--- What to work on ---
Where does the string "between" appear? Copy every line of the entries below that holds it.

━━━ Data supplied ━━━

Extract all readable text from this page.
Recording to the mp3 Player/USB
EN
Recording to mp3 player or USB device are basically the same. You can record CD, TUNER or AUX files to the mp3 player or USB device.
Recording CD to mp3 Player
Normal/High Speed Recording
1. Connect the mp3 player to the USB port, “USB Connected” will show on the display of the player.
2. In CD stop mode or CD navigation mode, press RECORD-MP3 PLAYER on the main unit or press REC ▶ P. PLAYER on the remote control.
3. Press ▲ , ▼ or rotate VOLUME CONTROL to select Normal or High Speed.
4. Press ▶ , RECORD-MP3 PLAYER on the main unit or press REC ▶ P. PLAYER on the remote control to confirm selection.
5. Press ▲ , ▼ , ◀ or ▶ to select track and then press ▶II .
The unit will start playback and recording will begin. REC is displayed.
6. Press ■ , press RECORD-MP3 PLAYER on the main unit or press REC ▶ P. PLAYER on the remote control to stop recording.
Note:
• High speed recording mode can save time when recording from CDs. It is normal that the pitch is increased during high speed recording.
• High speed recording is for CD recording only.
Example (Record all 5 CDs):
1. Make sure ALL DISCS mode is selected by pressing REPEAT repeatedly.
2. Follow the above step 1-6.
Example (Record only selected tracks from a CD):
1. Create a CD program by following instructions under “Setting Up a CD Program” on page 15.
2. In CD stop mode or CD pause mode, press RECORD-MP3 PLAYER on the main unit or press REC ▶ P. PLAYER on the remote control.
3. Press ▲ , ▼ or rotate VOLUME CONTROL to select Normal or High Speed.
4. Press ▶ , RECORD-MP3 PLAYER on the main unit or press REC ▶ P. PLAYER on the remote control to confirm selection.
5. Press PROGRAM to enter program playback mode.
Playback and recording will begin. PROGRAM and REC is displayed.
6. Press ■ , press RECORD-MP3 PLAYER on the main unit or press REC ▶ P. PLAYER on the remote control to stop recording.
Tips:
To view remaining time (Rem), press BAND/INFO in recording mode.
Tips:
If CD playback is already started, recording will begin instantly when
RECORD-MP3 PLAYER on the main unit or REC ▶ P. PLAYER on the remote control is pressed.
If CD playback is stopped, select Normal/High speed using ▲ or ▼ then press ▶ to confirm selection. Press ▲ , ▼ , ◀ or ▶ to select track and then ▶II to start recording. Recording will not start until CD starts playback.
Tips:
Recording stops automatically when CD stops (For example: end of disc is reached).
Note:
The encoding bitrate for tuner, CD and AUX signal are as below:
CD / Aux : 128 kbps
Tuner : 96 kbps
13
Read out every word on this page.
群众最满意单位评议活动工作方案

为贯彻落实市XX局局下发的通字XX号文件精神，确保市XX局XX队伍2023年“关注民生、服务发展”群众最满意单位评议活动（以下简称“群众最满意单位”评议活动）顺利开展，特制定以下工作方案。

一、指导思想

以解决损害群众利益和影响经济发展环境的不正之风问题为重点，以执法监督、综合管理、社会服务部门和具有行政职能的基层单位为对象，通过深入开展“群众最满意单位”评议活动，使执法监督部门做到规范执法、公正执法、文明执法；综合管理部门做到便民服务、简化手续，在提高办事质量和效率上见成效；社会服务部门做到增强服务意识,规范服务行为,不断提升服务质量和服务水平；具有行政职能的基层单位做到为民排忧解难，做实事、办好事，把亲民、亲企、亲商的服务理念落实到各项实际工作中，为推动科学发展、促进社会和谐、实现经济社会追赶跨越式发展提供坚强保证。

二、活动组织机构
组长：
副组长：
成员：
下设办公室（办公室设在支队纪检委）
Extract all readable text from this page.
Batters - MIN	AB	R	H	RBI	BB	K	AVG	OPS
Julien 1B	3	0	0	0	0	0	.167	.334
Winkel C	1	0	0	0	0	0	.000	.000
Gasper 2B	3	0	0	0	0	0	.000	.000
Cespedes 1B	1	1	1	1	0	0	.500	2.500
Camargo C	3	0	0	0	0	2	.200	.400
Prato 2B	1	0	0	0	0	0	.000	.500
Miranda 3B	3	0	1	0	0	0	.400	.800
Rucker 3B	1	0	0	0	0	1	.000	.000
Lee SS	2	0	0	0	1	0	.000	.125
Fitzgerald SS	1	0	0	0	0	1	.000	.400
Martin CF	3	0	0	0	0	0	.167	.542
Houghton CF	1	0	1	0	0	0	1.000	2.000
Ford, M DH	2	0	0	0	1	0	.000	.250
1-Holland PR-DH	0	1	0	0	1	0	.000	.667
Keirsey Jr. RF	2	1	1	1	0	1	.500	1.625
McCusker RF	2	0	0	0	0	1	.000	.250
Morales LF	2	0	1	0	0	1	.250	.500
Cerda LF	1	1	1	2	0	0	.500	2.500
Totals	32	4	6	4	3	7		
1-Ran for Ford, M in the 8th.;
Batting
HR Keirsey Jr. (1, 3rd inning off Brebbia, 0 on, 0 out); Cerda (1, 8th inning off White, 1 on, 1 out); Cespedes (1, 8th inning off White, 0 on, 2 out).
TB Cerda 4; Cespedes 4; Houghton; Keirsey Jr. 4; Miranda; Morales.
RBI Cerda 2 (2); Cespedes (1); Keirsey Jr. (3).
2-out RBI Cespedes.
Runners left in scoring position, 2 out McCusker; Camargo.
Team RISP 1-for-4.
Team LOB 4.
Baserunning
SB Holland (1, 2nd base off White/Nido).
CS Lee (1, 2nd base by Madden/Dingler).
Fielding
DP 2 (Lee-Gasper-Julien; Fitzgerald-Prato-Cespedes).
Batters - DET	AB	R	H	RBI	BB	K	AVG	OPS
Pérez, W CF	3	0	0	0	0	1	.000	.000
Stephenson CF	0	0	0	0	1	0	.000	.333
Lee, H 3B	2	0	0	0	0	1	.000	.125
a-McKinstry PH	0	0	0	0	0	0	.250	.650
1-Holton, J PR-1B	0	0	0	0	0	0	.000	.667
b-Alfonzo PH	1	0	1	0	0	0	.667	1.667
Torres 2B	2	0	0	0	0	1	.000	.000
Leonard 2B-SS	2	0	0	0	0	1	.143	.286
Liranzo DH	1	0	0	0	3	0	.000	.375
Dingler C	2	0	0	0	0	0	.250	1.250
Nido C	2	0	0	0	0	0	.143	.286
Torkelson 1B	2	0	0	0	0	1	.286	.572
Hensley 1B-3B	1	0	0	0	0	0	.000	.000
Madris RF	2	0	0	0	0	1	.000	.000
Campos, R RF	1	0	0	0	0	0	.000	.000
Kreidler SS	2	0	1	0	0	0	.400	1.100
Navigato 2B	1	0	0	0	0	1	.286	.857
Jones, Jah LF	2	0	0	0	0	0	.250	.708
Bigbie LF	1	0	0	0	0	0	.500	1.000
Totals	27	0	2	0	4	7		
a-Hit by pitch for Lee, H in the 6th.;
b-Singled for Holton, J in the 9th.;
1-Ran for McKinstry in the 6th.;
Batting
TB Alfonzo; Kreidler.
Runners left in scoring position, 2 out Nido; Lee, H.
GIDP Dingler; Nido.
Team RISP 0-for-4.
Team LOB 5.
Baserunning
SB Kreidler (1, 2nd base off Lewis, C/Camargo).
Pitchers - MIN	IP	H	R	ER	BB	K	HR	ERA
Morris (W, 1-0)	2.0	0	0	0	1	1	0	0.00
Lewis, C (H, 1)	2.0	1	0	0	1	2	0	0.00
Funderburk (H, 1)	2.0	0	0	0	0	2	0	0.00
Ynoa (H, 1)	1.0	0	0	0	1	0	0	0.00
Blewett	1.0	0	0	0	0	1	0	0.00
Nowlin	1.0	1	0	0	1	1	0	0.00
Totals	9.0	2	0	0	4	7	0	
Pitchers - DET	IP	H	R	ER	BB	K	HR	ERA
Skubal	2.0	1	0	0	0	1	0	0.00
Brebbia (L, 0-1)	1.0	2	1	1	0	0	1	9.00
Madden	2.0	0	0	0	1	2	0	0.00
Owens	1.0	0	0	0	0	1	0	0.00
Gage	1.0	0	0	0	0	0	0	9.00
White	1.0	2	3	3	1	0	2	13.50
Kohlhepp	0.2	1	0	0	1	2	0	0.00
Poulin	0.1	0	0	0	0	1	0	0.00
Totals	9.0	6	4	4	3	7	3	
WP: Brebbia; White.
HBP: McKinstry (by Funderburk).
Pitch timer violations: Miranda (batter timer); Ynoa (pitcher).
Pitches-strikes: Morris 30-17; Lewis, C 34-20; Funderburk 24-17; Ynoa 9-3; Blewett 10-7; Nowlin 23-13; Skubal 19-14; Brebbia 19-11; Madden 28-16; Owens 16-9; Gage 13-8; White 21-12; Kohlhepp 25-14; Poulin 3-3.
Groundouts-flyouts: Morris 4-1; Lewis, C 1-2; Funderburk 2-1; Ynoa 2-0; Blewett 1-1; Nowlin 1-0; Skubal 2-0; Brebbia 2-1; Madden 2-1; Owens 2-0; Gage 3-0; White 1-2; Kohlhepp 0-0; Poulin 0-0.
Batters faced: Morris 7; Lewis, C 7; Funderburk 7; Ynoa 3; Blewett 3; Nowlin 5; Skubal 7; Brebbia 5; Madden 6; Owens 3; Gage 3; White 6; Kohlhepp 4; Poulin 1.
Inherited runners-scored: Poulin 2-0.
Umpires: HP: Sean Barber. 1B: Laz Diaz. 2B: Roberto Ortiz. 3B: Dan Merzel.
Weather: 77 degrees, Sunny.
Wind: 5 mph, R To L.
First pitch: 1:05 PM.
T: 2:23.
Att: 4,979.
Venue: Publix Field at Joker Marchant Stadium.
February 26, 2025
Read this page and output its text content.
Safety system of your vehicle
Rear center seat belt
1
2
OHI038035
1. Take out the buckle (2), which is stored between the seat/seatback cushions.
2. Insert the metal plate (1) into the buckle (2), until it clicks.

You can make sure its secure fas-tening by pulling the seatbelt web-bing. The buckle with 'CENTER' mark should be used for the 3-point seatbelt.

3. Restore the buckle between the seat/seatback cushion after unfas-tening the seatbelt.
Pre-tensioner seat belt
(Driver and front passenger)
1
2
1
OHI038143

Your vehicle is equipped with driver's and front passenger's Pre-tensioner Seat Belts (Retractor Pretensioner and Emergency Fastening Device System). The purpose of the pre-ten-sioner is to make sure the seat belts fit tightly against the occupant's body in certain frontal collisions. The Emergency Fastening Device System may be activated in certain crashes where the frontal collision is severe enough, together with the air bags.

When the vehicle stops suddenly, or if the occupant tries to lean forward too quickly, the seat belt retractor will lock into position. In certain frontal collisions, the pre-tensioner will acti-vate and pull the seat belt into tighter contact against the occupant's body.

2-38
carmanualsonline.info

━━━

--- Problem solution ---
1. Take out the buckle (2), which is stored between the seat/seatback cushions.
3. Restore the buckle between the seat/seatback cushion after unfas-tening the seatbelt.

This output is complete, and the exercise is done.